* [LISTED RECORDS]
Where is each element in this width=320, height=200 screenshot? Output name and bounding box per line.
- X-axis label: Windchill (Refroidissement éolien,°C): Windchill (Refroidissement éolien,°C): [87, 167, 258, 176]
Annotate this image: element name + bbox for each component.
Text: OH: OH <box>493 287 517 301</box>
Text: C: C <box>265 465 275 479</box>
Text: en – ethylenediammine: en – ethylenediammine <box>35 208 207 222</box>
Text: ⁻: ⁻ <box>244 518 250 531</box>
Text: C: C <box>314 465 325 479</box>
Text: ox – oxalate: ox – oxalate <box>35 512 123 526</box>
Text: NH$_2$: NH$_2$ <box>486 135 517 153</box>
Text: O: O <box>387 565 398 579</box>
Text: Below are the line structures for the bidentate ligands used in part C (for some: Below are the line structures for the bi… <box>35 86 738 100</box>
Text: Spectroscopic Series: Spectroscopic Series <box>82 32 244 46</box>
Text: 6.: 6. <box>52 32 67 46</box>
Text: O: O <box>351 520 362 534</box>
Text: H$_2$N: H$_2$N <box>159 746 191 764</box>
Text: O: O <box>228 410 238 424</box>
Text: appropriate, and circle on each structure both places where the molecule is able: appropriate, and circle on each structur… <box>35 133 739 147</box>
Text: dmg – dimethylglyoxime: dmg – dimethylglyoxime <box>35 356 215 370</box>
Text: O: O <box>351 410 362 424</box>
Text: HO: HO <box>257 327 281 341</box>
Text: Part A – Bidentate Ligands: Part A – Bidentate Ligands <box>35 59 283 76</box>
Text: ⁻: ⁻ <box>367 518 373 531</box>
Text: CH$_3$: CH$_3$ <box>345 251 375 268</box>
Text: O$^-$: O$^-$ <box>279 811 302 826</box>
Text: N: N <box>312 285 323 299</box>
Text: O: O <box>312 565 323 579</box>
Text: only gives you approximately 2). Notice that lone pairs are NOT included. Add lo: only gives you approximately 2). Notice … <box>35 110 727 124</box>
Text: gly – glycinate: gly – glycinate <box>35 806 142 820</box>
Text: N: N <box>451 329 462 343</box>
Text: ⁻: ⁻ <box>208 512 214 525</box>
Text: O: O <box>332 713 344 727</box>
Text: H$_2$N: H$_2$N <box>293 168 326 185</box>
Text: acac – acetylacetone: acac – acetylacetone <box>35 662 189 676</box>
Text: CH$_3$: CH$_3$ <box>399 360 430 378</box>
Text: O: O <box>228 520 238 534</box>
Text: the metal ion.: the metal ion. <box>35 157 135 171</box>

* [STATED TASK] Locate each line in the records that contains the word "name" and copy every such line in full.

* [COMPLETED EXERCISE]
Where is each element in this width=320, height=200 screenshot? Output name and bounding box per line.
Annotate this image: element name + bbox for each component.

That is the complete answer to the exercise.